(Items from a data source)
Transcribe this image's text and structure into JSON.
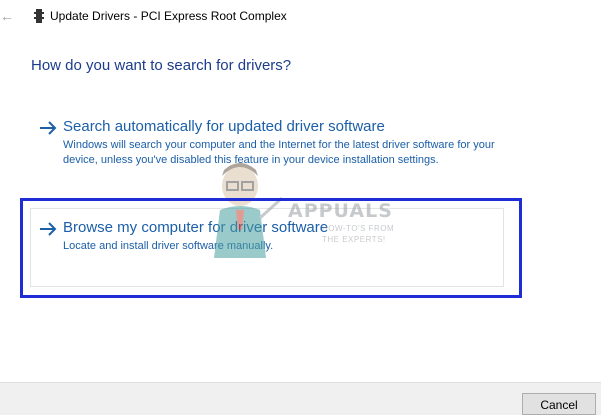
{
  "window": {
    "title": "Update Drivers - PCI Express Root Complex",
    "back_icon": "back-arrow-icon",
    "device_icon": "device-icon"
  },
  "main": {
    "heading": "How do you want to search for drivers?",
    "options": [
      {
        "title": "Search automatically for updated driver software",
        "description": "Windows will search your computer and the Internet for the latest driver software for your device, unless you've disabled this feature in your device installation settings.",
        "icon": "right-arrow-icon"
      },
      {
        "title": "Browse my computer for driver software",
        "description": "Locate and install driver software manually.",
        "icon": "right-arrow-icon"
      }
    ]
  },
  "watermark": {
    "name": "APPUALS",
    "tagline_1": "HOW-TO'S FROM",
    "tagline_2": "THE EXPERTS!"
  },
  "footer": {
    "cancel_label": "Cancel"
  },
  "colors": {
    "link_blue": "#1b5fa8",
    "heading_blue": "#1c3c8c",
    "highlight_frame": "#1e2dd6"
  }
}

> **What you should do**: Without the pictures, restate each entry exactly.

> **In response**:
Transcribe this image's text and structure into JSON.
{
  "window": {
    "title": "Update Drivers - PCI Express Root Complex",
    "back_icon": "back-arrow-icon",
    "device_icon": "device-icon"
  },
  "main": {
    "heading": "How do you want to search for drivers?",
    "options": [
      {
        "title": "Search automatically for updated driver software",
        "description": "Windows will search your computer and the Internet for the latest driver software for your device, unless you've disabled this feature in your device installation settings.",
        "icon": "right-arrow-icon"
      },
      {
        "title": "Browse my computer for driver software",
        "description": "Locate and install driver software manually.",
        "icon": "right-arrow-icon"
      }
    ]
  },
  "watermark": {
    "name": "APPUALS",
    "tagline_1": "HOW-TO'S FROM",
    "tagline_2": "THE EXPERTS!"
  },
  "footer": {
    "cancel_label": "Cancel"
  },
  "colors": {
    "link_blue": "#1b5fa8",
    "heading_blue": "#1c3c8c",
    "highlight_frame": "#1e2dd6"
  }
}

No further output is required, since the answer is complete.